Exercise: Say only how many lines contain the word "date".

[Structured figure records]
☆ ☆ ☆

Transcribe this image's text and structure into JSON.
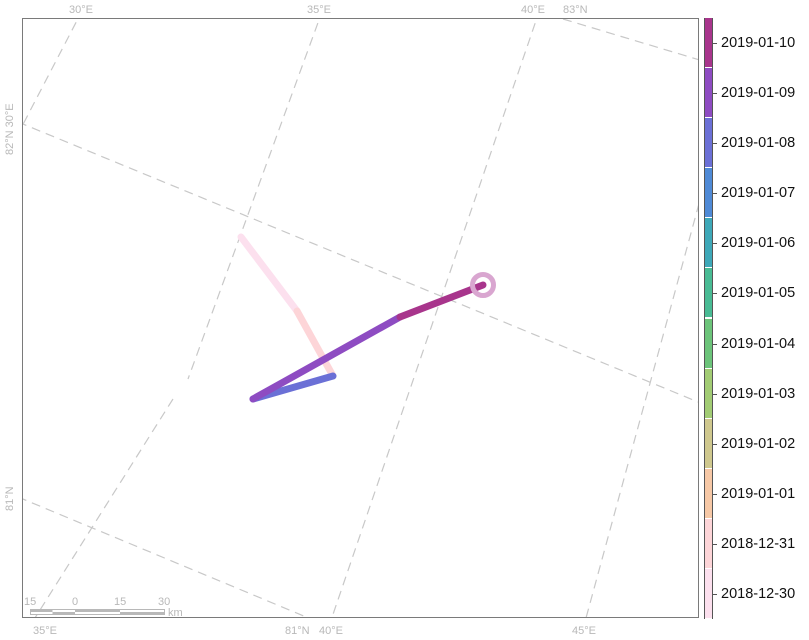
{
  "map": {
    "lat_labels": [
      "83°N",
      "82°N 30°E",
      "81°N",
      "81°N"
    ],
    "lon_labels_top": [
      "30°E",
      "35°E",
      "40°E"
    ],
    "lon_labels_bottom": [
      "35°E",
      "40°E",
      "45°E"
    ],
    "grid_color": "#c8c8c8",
    "frame_color": "#7a7a7a"
  },
  "track": {
    "segments": [
      {
        "date": "2018-12-30",
        "color": "#fce0ee"
      },
      {
        "date": "2018-12-31",
        "color": "#fdd5d8"
      },
      {
        "date": "2019-01-08",
        "color": "#6b70d6"
      },
      {
        "date": "2019-01-09",
        "color": "#8e4cc2"
      },
      {
        "date": "2019-01-10",
        "color": "#a8358c"
      }
    ],
    "end_marker_color": "#d9a6d0"
  },
  "colorbar": {
    "labels": [
      "2019-01-10",
      "2019-01-09",
      "2019-01-08",
      "2019-01-07",
      "2019-01-06",
      "2019-01-05",
      "2019-01-04",
      "2019-01-03",
      "2019-01-02",
      "2019-01-01",
      "2018-12-31",
      "2018-12-30"
    ],
    "colors": [
      "#a8358c",
      "#8e4cc2",
      "#6b70d6",
      "#4f8ad6",
      "#3ea8b8",
      "#49bb94",
      "#6cc47a",
      "#a2cc74",
      "#cfc88e",
      "#f6c8a6",
      "#fdd5d8",
      "#fce0ee"
    ]
  },
  "scalebar": {
    "numbers": [
      "15",
      "0",
      "15",
      "30"
    ],
    "unit": "km"
  }
}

☆ ☆ ☆

Full response: 5